> AIM
Extract all of the data and reproduce it precisely.

> RECORDS FOR PROCESSING
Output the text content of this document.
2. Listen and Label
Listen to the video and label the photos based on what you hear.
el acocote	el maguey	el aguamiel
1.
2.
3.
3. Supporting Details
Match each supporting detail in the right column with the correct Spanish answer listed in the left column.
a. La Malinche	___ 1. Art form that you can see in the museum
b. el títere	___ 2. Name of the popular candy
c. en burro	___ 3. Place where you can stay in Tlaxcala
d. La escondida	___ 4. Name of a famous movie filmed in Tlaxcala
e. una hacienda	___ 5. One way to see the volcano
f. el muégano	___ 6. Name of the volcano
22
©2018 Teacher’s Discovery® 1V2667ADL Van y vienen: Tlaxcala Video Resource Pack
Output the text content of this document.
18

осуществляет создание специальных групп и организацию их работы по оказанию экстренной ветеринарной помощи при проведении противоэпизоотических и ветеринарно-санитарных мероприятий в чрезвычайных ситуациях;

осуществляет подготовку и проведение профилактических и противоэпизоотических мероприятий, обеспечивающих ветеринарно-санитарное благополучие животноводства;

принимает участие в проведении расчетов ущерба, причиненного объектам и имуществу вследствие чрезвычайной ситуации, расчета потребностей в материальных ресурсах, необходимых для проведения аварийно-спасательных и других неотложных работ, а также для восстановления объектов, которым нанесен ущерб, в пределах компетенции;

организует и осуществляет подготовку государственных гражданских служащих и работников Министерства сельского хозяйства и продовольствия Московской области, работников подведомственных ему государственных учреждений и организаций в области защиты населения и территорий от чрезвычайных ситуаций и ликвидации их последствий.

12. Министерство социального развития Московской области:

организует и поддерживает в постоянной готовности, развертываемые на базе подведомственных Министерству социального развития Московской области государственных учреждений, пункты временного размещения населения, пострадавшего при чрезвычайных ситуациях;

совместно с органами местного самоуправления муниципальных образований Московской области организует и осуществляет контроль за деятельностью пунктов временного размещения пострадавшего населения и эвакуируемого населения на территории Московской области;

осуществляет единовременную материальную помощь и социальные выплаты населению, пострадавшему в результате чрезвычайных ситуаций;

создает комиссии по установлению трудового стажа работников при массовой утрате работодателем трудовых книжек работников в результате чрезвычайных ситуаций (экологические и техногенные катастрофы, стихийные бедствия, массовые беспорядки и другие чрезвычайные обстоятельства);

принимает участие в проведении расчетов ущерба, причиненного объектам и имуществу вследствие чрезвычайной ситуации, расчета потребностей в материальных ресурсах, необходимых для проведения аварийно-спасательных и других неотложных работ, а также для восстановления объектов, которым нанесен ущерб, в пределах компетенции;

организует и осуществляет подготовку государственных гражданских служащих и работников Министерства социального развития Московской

> THE SOLUTION
Output the text content of this document.
2. Listen and Label
Listen to the video and label the photos based on what you hear.
el acocote	el maguey	el aguamiel
1.
2.
3.
3. Supporting Details
Match each supporting detail in the right column with the correct Spanish answer listed in the left column.
a. La Malinche	___ 1. Art form that you can see in the museum
b. el títere	___ 2. Name of the popular candy
c. en burro	___ 3. Place where you can stay in Tlaxcala
d. La escondida	___ 4. Name of a famous movie filmed in Tlaxcala
e. una hacienda	___ 5. One way to see the volcano
f. el muégano	___ 6. Name of the volcano
22
©2018 Teacher’s Discovery® 1V2667ADL Van y vienen: Tlaxcala Video Resource Pack
Output the text content of this document.
18

осуществляет создание специальных групп и организацию их работы по оказанию экстренной ветеринарной помощи при проведении противоэпизоотических и ветеринарно-санитарных мероприятий в чрезвычайных ситуациях;

осуществляет подготовку и проведение профилактических и противоэпизоотических мероприятий, обеспечивающих ветеринарно-санитарное благополучие животноводства;

принимает участие в проведении расчетов ущерба, причиненного объектам и имуществу вследствие чрезвычайной ситуации, расчета потребностей в материальных ресурсах, необходимых для проведения аварийно-спасательных и других неотложных работ, а также для восстановления объектов, которым нанесен ущерб, в пределах компетенции;

организует и осуществляет подготовку государственных гражданских служащих и работников Министерства сельского хозяйства и продовольствия Московской области, работников подведомственных ему государственных учреждений и организаций в области защиты населения и территорий от чрезвычайных ситуаций и ликвидации их последствий.

12. Министерство социального развития Московской области:

организует и поддерживает в постоянной готовности, развертываемые на базе подведомственных Министерству социального развития Московской области государственных учреждений, пункты временного размещения населения, пострадавшего при чрезвычайных ситуациях;

совместно с органами местного самоуправления муниципальных образований Московской области организует и осуществляет контроль за деятельностью пунктов временного размещения пострадавшего населения и эвакуируемого населения на территории Московской области;

осуществляет единовременную материальную помощь и социальные выплаты населению, пострадавшему в результате чрезвычайных ситуаций;

создает комиссии по установлению трудового стажа работников при массовой утрате работодателем трудовых книжек работников в результате чрезвычайных ситуаций (экологические и техногенные катастрофы, стихийные бедствия, массовые беспорядки и другие чрезвычайные обстоятельства);

принимает участие в проведении расчетов ущерба, причиненного объектам и имуществу вследствие чрезвычайной ситуации, расчета потребностей в материальных ресурсах, необходимых для проведения аварийно-спасательных и других неотложных работ, а также для восстановления объектов, которым нанесен ущерб, в пределах компетенции;

организует и осуществляет подготовку государственных гражданских служащих и работников Министерства социального развития Московской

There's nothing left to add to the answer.